** START OF MATERIAL **
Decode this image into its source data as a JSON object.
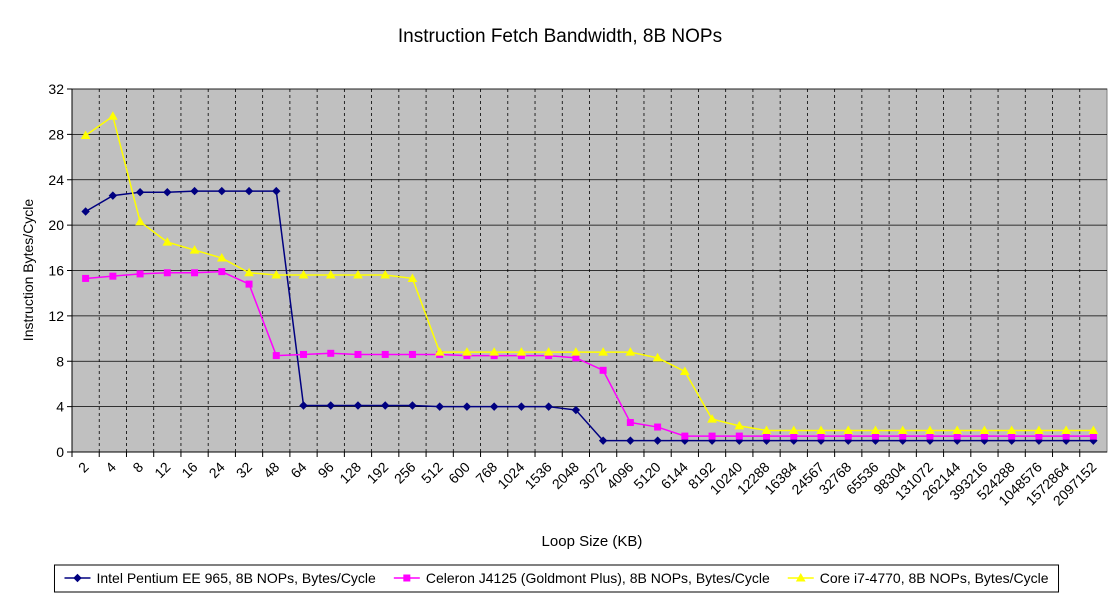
{
  "chart_data": {
    "type": "line",
    "title": "Instruction Fetch Bandwidth, 8B NOPs",
    "xlabel": "Loop Size (KB)",
    "ylabel": "Instruction Bytes/Cycle",
    "categories": [
      "2",
      "4",
      "8",
      "12",
      "16",
      "24",
      "32",
      "48",
      "64",
      "96",
      "128",
      "192",
      "256",
      "512",
      "600",
      "768",
      "1024",
      "1536",
      "2048",
      "3072",
      "4096",
      "5120",
      "6144",
      "8192",
      "10240",
      "12288",
      "16384",
      "24567",
      "32768",
      "65536",
      "98304",
      "131072",
      "262144",
      "393216",
      "524288",
      "1048576",
      "1572864",
      "2097152"
    ],
    "series": [
      {
        "name": "Intel Pentium EE 965, 8B NOPs, Bytes/Cycle",
        "color": "#000080",
        "marker": "diamond",
        "values": [
          21.2,
          22.6,
          22.9,
          22.9,
          23.0,
          23.0,
          23.0,
          23.0,
          4.1,
          4.1,
          4.1,
          4.1,
          4.1,
          4.0,
          4.0,
          4.0,
          4.0,
          4.0,
          3.7,
          1.0,
          1.0,
          1.0,
          1.0,
          1.0,
          1.0,
          1.0,
          1.0,
          1.0,
          1.0,
          1.0,
          1.0,
          1.0,
          1.0,
          1.0,
          1.0,
          1.0,
          1.0,
          1.0
        ]
      },
      {
        "name": "Celeron J4125 (Goldmont Plus), 8B NOPs, Bytes/Cycle",
        "color": "#ff00ff",
        "marker": "square",
        "values": [
          15.3,
          15.5,
          15.7,
          15.8,
          15.8,
          15.9,
          14.8,
          8.5,
          8.6,
          8.7,
          8.6,
          8.6,
          8.6,
          8.6,
          8.5,
          8.5,
          8.5,
          8.5,
          8.3,
          7.2,
          2.6,
          2.2,
          1.4,
          1.4,
          1.4,
          1.4,
          1.4,
          1.4,
          1.4,
          1.4,
          1.4,
          1.4,
          1.4,
          1.4,
          1.4,
          1.4,
          1.4,
          1.4
        ]
      },
      {
        "name": "Core i7-4770, 8B NOPs, Bytes/Cycle",
        "color": "#ffff00",
        "marker": "triangle",
        "values": [
          27.9,
          29.6,
          20.3,
          18.5,
          17.8,
          17.1,
          15.8,
          15.6,
          15.6,
          15.6,
          15.6,
          15.6,
          15.3,
          8.8,
          8.8,
          8.8,
          8.8,
          8.8,
          8.8,
          8.8,
          8.8,
          8.3,
          7.1,
          2.9,
          2.3,
          1.9,
          1.9,
          1.9,
          1.9,
          1.9,
          1.9,
          1.9,
          1.9,
          1.9,
          1.9,
          1.9,
          1.9,
          1.9
        ]
      }
    ],
    "ylim": [
      0,
      32
    ],
    "yticks": [
      0,
      4,
      8,
      12,
      16,
      20,
      24,
      28,
      32
    ],
    "grid": true,
    "legend": "bottom"
  }
}
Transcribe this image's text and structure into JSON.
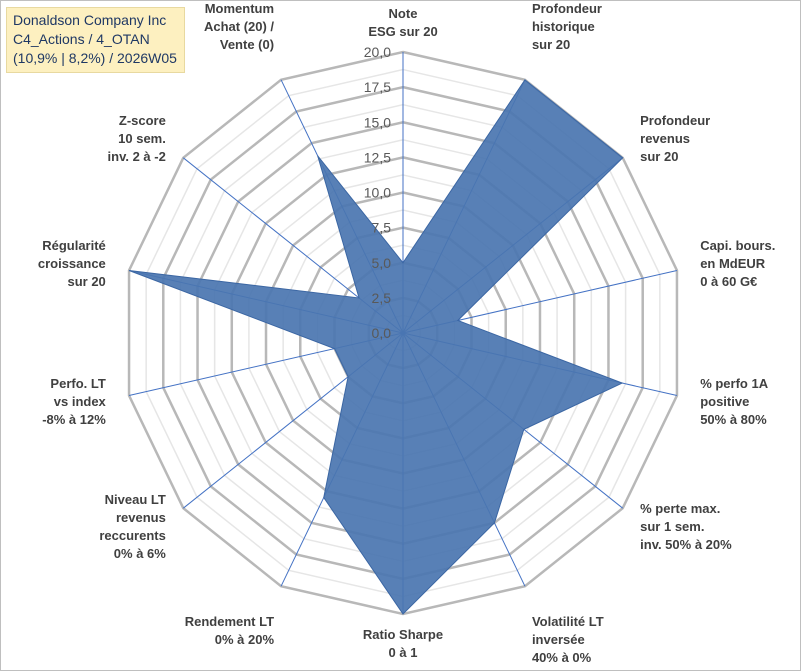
{
  "chart_data": {
    "type": "radar",
    "title_lines": [
      "Donaldson Company Inc",
      "C4_Actions / 4_OTAN",
      "(10,9% | 8,2%) / 2026W05"
    ],
    "rmin": 0,
    "rmax": 20,
    "ticks": [
      "0,0",
      "2,5",
      "5,0",
      "7,5",
      "10,0",
      "12,5",
      "15,0",
      "17,5",
      "20,0"
    ],
    "axes": [
      {
        "label": [
          "Note",
          "ESG sur 20"
        ],
        "value": 5
      },
      {
        "label": [
          "Profondeur",
          "historique",
          "sur 20"
        ],
        "value": 20
      },
      {
        "label": [
          "Profondeur",
          "revenus",
          "sur 20"
        ],
        "value": 20
      },
      {
        "label": [
          "Capi. bours.",
          "en MdEUR",
          "0 à 60 G€"
        ],
        "value": 4
      },
      {
        "label": [
          "% perfo 1A",
          "positive",
          "50% à 80%"
        ],
        "value": 16
      },
      {
        "label": [
          "% perte max.",
          "sur 1 sem.",
          "inv. 50% à 20%"
        ],
        "value": 11
      },
      {
        "label": [
          "Volatilité LT",
          "inversée",
          "40% à 0%"
        ],
        "value": 15
      },
      {
        "label": [
          "Ratio Sharpe",
          "0 à 1"
        ],
        "value": 20
      },
      {
        "label": [
          "Rendement LT",
          "0% à 20%"
        ],
        "value": 13
      },
      {
        "label": [
          "Niveau LT",
          "revenus",
          "reccurents",
          "0% à 6%"
        ],
        "value": 5
      },
      {
        "label": [
          "Perfo. LT",
          "vs index",
          "-8% à 12%"
        ],
        "value": 5
      },
      {
        "label": [
          "Régularité",
          "croissance",
          "sur 20"
        ],
        "value": 20
      },
      {
        "label": [
          "Z-score",
          "10 sem.",
          "inv. 2 à -2"
        ],
        "value": 4
      },
      {
        "label": [
          "Momentum",
          "Achat (20) /",
          "Vente (0)"
        ],
        "value": 14
      }
    ],
    "colors": {
      "fill": "#4a75b0",
      "stroke": "#3b66a3",
      "grid_major": "#b8b8b8",
      "grid_minor": "#e6e6e6",
      "spoke": "#4472c4"
    }
  }
}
** END OF MATERIAL **
* **TASK TO CARRY OUT**:
Copy every entry exactly as written. Pictures are excluded.

* **TASK SOLUTION**:
Decode this image into its source data as a JSON object.
{
  "chart_data": {
    "type": "line",
    "title": "Instruction Fetch Bandwidth, 8B NOPs",
    "xlabel": "Loop Size (KB)",
    "ylabel": "Instruction Bytes/Cycle",
    "categories": [
      "2",
      "4",
      "8",
      "12",
      "16",
      "24",
      "32",
      "48",
      "64",
      "96",
      "128",
      "192",
      "256",
      "512",
      "600",
      "768",
      "1024",
      "1536",
      "2048",
      "3072",
      "4096",
      "5120",
      "6144",
      "8192",
      "10240",
      "12288",
      "16384",
      "24567",
      "32768",
      "65536",
      "98304",
      "131072",
      "262144",
      "393216",
      "524288",
      "1048576",
      "1572864",
      "2097152"
    ],
    "series": [
      {
        "name": "Intel Pentium EE 965, 8B NOPs, Bytes/Cycle",
        "color": "#000080",
        "marker": "diamond",
        "values": [
          21.2,
          22.6,
          22.9,
          22.9,
          23.0,
          23.0,
          23.0,
          23.0,
          4.1,
          4.1,
          4.1,
          4.1,
          4.1,
          4.0,
          4.0,
          4.0,
          4.0,
          4.0,
          3.7,
          1.0,
          1.0,
          1.0,
          1.0,
          1.0,
          1.0,
          1.0,
          1.0,
          1.0,
          1.0,
          1.0,
          1.0,
          1.0,
          1.0,
          1.0,
          1.0,
          1.0,
          1.0,
          1.0
        ]
      },
      {
        "name": "Celeron J4125 (Goldmont Plus), 8B NOPs, Bytes/Cycle",
        "color": "#ff00ff",
        "marker": "square",
        "values": [
          15.3,
          15.5,
          15.7,
          15.8,
          15.8,
          15.9,
          14.8,
          8.5,
          8.6,
          8.7,
          8.6,
          8.6,
          8.6,
          8.6,
          8.5,
          8.5,
          8.5,
          8.5,
          8.3,
          7.2,
          2.6,
          2.2,
          1.4,
          1.4,
          1.4,
          1.4,
          1.4,
          1.4,
          1.4,
          1.4,
          1.4,
          1.4,
          1.4,
          1.4,
          1.4,
          1.4,
          1.4,
          1.4
        ]
      },
      {
        "name": "Core i7-4770, 8B NOPs, Bytes/Cycle",
        "color": "#ffff00",
        "marker": "triangle",
        "values": [
          27.9,
          29.6,
          20.3,
          18.5,
          17.8,
          17.1,
          15.8,
          15.6,
          15.6,
          15.6,
          15.6,
          15.6,
          15.3,
          8.8,
          8.8,
          8.8,
          8.8,
          8.8,
          8.8,
          8.8,
          8.8,
          8.3,
          7.1,
          2.9,
          2.3,
          1.9,
          1.9,
          1.9,
          1.9,
          1.9,
          1.9,
          1.9,
          1.9,
          1.9,
          1.9,
          1.9,
          1.9,
          1.9
        ]
      }
    ],
    "ylim": [
      0,
      32
    ],
    "yticks": [
      0,
      4,
      8,
      12,
      16,
      20,
      24,
      28,
      32
    ],
    "grid": true,
    "legend": "bottom"
  }
}
Transcribe this image's text and structure into JSON.
{
  "chart_data": {
    "type": "radar",
    "title_lines": [
      "Donaldson Company Inc",
      "C4_Actions / 4_OTAN",
      "(10,9% | 8,2%) / 2026W05"
    ],
    "rmin": 0,
    "rmax": 20,
    "ticks": [
      "0,0",
      "2,5",
      "5,0",
      "7,5",
      "10,0",
      "12,5",
      "15,0",
      "17,5",
      "20,0"
    ],
    "axes": [
      {
        "label": [
          "Note",
          "ESG sur 20"
        ],
        "value": 5
      },
      {
        "label": [
          "Profondeur",
          "historique",
          "sur 20"
        ],
        "value": 20
      },
      {
        "label": [
          "Profondeur",
          "revenus",
          "sur 20"
        ],
        "value": 20
      },
      {
        "label": [
          "Capi. bours.",
          "en MdEUR",
          "0 à 60 G€"
        ],
        "value": 4
      },
      {
        "label": [
          "% perfo 1A",
          "positive",
          "50% à 80%"
        ],
        "value": 16
      },
      {
        "label": [
          "% perte max.",
          "sur 1 sem.",
          "inv. 50% à 20%"
        ],
        "value": 11
      },
      {
        "label": [
          "Volatilité LT",
          "inversée",
          "40% à 0%"
        ],
        "value": 15
      },
      {
        "label": [
          "Ratio Sharpe",
          "0 à 1"
        ],
        "value": 20
      },
      {
        "label": [
          "Rendement LT",
          "0% à 20%"
        ],
        "value": 13
      },
      {
        "label": [
          "Niveau LT",
          "revenus",
          "reccurents",
          "0% à 6%"
        ],
        "value": 5
      },
      {
        "label": [
          "Perfo. LT",
          "vs index",
          "-8% à 12%"
        ],
        "value": 5
      },
      {
        "label": [
          "Régularité",
          "croissance",
          "sur 20"
        ],
        "value": 20
      },
      {
        "label": [
          "Z-score",
          "10 sem.",
          "inv. 2 à -2"
        ],
        "value": 4
      },
      {
        "label": [
          "Momentum",
          "Achat (20) /",
          "Vente (0)"
        ],
        "value": 14
      }
    ],
    "colors": {
      "fill": "#4a75b0",
      "stroke": "#3b66a3",
      "grid_major": "#b8b8b8",
      "grid_minor": "#e6e6e6",
      "spoke": "#4472c4"
    }
  }
}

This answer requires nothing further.